===== Raw data

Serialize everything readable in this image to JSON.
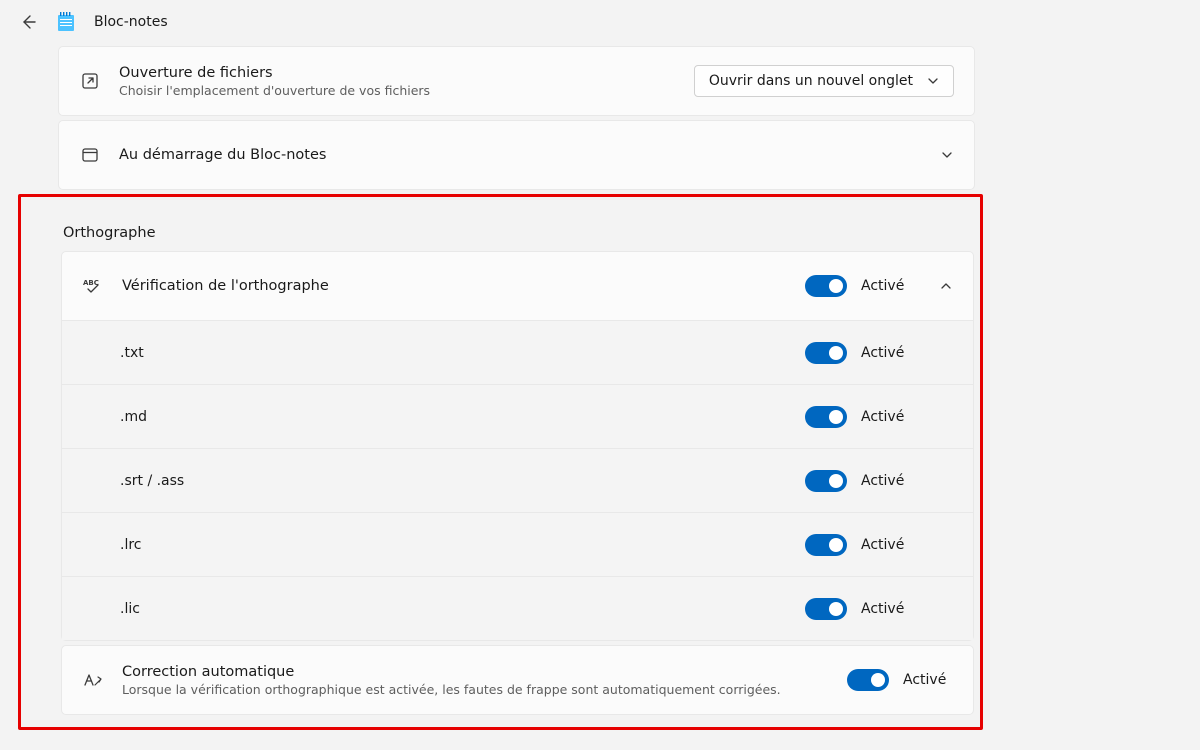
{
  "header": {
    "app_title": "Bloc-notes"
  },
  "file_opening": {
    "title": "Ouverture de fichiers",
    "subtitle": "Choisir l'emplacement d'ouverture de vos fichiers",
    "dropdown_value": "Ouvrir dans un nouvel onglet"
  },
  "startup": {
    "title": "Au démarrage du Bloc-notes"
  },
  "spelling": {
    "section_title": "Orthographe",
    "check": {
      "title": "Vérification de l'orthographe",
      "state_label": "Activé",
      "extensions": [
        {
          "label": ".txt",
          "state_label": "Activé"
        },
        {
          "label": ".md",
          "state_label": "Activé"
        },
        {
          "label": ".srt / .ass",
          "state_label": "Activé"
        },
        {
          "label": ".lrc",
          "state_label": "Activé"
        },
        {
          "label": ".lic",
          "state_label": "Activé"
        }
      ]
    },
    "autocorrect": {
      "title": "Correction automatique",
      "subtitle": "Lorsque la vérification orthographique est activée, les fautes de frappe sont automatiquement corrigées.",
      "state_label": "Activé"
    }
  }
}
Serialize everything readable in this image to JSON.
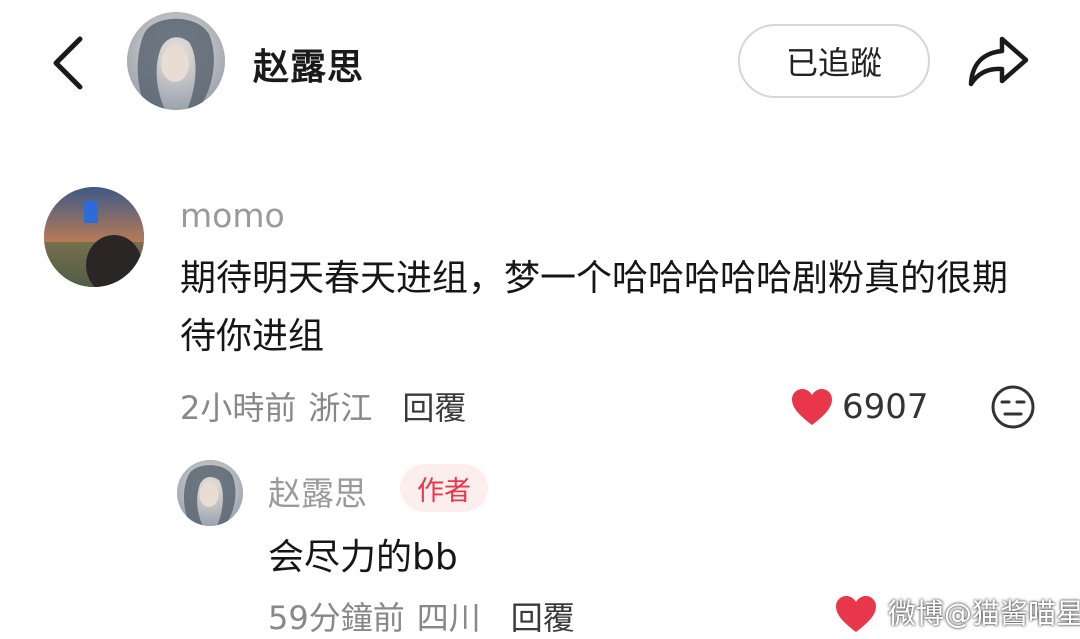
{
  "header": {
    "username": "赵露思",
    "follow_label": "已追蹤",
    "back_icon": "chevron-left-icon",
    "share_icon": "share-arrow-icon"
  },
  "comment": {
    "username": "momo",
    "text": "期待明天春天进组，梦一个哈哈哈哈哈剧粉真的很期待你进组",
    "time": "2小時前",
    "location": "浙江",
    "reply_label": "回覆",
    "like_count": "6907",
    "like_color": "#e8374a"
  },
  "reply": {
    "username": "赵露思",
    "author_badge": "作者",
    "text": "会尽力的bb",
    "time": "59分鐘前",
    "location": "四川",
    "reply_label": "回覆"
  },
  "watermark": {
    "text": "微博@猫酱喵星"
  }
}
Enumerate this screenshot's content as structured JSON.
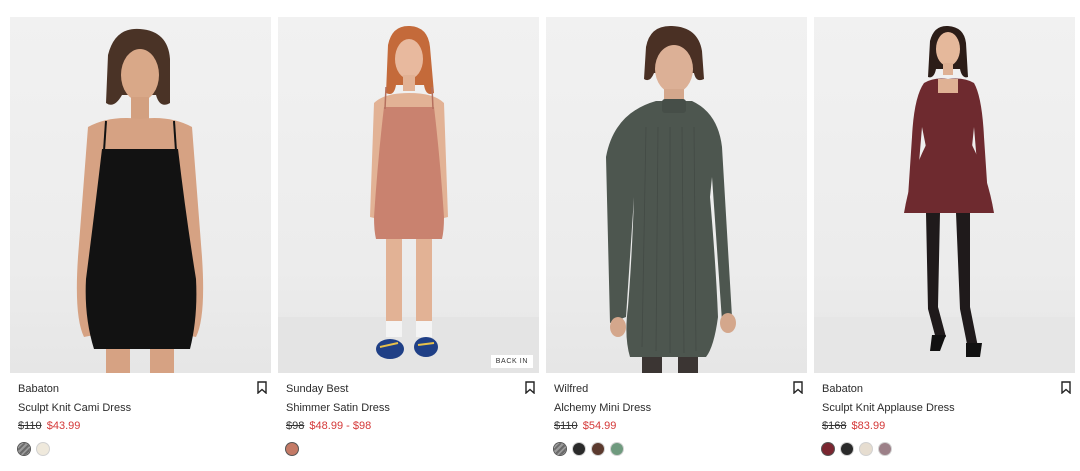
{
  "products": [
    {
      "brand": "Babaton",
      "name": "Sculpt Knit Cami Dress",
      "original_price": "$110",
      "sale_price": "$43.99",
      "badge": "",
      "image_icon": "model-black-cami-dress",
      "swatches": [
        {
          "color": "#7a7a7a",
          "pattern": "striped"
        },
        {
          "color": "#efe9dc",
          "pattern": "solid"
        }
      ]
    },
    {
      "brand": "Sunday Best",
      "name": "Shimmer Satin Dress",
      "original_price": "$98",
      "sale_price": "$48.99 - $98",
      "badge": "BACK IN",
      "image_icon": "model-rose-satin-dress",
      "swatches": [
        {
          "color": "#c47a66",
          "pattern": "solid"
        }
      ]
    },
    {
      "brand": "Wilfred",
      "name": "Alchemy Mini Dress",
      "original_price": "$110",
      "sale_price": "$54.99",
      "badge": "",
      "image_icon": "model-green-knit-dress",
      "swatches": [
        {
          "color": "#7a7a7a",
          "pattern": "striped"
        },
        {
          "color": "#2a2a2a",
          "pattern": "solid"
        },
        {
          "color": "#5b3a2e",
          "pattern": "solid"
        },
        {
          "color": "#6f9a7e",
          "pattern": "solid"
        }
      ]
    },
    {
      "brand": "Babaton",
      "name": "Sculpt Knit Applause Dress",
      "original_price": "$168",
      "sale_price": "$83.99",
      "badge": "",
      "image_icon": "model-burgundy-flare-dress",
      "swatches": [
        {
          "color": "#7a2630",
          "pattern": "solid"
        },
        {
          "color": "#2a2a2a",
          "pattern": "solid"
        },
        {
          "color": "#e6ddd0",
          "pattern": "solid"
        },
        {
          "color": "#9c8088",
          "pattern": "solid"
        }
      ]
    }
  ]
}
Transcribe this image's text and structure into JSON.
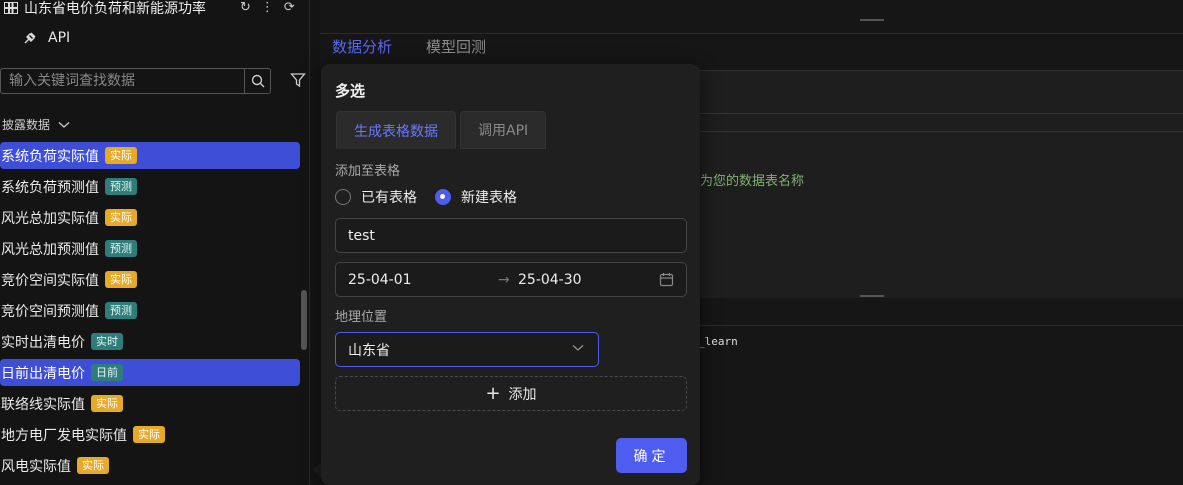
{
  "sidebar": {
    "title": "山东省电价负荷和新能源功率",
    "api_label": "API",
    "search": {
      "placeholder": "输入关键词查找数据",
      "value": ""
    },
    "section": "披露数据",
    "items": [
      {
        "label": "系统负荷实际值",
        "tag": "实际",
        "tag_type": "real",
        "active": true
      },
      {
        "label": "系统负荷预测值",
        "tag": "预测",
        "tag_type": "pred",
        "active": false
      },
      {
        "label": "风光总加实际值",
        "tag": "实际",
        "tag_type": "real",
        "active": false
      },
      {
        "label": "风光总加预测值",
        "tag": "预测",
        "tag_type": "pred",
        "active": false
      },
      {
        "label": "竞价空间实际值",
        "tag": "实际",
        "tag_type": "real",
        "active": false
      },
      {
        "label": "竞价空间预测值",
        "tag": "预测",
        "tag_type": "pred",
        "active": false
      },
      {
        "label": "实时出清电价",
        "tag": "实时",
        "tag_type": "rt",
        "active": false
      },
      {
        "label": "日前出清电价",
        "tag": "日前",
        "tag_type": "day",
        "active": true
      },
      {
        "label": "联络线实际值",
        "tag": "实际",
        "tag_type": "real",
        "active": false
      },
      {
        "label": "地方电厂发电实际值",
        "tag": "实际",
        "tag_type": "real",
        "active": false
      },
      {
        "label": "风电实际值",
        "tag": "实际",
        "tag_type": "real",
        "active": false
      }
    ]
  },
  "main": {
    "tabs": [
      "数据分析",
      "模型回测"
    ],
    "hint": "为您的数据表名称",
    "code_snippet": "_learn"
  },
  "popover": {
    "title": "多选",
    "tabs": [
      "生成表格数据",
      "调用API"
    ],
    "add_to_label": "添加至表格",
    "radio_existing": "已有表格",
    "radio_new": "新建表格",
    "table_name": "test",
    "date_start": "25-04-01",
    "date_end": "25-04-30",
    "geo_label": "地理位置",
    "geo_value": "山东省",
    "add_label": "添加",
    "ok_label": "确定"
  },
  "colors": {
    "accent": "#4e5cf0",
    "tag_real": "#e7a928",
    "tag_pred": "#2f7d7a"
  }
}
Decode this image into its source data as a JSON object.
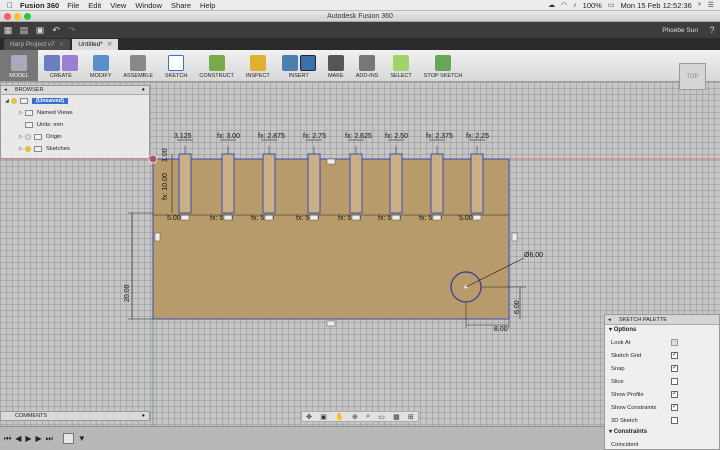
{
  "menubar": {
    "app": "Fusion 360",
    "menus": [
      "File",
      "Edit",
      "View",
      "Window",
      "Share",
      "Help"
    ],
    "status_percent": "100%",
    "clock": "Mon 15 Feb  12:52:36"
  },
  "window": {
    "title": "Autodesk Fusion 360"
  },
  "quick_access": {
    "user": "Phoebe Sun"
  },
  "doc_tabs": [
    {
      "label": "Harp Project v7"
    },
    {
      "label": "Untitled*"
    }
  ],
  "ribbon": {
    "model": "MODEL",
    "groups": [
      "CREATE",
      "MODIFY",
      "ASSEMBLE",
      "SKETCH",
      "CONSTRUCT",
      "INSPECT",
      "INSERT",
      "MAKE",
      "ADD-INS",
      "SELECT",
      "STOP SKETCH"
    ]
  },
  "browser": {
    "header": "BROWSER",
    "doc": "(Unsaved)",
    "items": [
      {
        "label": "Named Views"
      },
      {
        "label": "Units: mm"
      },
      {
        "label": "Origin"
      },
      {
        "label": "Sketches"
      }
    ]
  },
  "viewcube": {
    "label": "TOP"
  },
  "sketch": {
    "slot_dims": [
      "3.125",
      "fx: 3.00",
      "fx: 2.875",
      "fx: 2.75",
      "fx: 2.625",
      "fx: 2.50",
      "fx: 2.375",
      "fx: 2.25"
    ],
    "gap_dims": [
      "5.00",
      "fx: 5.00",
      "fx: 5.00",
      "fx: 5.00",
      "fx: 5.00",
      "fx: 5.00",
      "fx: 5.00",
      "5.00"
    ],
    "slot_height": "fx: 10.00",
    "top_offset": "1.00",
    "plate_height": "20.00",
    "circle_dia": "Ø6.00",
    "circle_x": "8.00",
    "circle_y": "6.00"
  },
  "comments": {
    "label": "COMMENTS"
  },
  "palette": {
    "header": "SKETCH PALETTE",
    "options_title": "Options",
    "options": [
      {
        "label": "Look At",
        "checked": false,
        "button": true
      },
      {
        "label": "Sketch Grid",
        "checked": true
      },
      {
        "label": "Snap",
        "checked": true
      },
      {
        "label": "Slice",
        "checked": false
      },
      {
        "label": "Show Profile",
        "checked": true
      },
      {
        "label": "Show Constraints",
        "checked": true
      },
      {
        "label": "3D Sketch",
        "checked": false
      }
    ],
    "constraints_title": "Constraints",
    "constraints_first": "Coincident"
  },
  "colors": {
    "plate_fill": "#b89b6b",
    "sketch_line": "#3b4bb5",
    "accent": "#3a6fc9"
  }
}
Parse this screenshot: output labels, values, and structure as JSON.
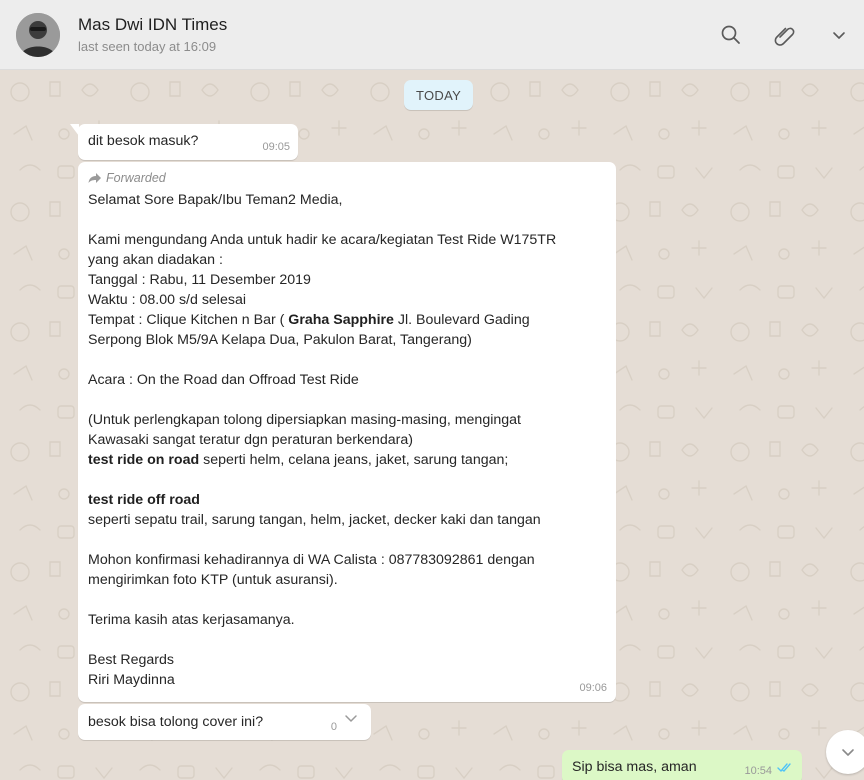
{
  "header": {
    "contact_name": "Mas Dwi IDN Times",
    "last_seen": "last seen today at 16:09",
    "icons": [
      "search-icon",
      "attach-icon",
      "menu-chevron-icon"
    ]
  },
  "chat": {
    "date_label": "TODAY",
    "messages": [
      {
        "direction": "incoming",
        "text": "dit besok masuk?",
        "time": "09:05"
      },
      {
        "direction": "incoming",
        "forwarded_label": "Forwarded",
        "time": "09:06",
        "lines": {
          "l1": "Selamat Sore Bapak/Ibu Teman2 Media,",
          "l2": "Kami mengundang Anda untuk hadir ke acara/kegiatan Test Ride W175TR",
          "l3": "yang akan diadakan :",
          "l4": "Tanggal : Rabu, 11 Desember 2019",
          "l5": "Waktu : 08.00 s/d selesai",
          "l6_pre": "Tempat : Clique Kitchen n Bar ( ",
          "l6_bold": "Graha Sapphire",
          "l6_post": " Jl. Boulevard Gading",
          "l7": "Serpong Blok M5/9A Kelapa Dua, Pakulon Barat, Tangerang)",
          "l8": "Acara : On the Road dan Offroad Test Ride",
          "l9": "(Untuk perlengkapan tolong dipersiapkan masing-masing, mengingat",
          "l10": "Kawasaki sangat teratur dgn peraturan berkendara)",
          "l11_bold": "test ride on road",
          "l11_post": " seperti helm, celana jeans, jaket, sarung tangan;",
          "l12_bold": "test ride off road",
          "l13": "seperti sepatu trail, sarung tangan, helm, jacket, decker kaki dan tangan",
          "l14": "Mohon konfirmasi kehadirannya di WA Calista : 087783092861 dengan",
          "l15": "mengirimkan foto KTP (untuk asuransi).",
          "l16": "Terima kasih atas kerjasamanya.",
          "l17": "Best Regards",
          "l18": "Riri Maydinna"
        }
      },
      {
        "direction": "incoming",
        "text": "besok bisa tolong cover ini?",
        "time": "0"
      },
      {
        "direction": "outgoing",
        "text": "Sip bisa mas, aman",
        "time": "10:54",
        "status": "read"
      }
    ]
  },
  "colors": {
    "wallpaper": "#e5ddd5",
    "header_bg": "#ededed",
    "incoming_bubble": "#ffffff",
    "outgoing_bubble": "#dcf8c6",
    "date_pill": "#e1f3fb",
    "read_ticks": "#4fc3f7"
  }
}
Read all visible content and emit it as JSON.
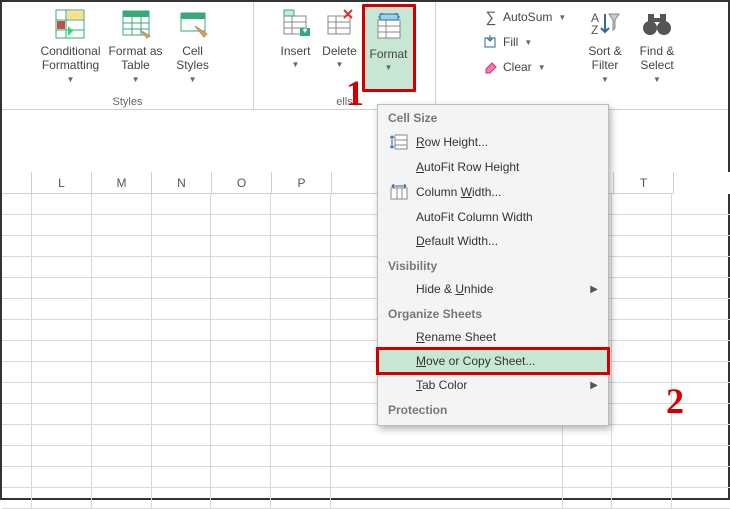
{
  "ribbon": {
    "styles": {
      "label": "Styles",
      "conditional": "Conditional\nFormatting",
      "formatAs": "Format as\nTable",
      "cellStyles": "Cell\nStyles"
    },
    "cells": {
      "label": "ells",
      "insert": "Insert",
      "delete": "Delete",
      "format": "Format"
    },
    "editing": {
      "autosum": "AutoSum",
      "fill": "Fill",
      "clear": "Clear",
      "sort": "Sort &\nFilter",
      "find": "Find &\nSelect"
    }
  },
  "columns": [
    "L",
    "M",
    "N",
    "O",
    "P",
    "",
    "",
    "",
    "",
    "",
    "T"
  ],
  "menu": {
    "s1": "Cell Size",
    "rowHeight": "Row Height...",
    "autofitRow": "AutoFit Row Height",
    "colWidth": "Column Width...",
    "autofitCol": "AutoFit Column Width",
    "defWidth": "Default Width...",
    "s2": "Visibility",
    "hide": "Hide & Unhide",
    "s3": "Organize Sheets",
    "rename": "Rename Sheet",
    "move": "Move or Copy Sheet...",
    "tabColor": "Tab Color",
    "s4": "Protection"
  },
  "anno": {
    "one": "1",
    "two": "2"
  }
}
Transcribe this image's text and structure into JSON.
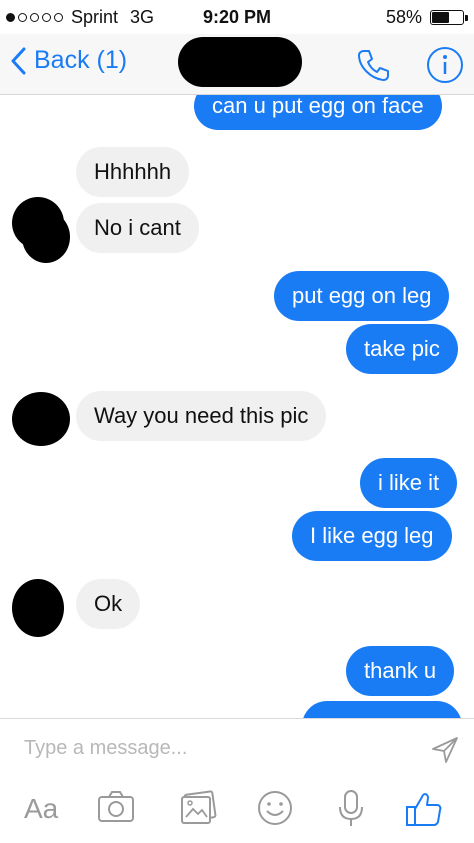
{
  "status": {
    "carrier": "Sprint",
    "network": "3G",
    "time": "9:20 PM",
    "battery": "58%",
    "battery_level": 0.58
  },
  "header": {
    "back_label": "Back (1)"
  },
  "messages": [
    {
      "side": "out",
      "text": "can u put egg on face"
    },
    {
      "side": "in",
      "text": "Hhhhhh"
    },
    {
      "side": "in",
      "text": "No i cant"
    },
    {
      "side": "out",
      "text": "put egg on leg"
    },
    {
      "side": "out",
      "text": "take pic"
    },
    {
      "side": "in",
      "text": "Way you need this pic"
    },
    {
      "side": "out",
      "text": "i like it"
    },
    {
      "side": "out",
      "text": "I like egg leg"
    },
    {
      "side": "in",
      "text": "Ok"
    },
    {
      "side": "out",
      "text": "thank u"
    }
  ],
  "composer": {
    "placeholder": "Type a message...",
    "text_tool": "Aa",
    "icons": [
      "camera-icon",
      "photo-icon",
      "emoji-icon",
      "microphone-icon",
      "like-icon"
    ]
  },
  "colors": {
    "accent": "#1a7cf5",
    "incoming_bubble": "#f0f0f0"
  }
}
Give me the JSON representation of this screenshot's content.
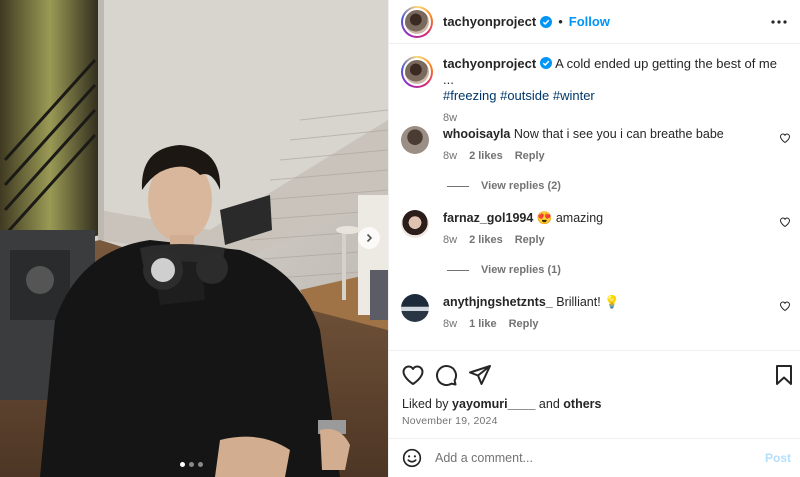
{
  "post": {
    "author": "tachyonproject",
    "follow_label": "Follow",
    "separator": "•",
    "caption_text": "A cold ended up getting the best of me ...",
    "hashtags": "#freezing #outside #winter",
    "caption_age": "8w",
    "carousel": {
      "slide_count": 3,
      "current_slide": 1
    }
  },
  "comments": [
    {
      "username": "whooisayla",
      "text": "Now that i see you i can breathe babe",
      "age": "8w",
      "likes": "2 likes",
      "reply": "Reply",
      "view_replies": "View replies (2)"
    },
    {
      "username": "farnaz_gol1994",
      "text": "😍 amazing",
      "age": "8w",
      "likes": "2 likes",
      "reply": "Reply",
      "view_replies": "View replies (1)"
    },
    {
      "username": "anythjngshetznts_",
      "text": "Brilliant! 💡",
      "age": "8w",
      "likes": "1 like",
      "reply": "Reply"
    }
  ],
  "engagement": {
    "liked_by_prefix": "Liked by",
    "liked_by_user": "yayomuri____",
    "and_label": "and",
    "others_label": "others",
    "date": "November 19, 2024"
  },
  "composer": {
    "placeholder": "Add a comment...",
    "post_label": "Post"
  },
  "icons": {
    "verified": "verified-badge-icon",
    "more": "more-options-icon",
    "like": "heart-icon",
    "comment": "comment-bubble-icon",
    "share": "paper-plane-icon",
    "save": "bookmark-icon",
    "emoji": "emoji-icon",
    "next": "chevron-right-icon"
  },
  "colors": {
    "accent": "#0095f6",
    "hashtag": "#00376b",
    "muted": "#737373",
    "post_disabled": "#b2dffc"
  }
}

==========

Stated goal:
Above are the records; copy every line in them that holds the word "screenshot".

Response below:
Enumerate this screenshot's content as structured JSON.
Parse this screenshot: output labels, values, and structure as JSON.
Give me the JSON representation of this screenshot's content.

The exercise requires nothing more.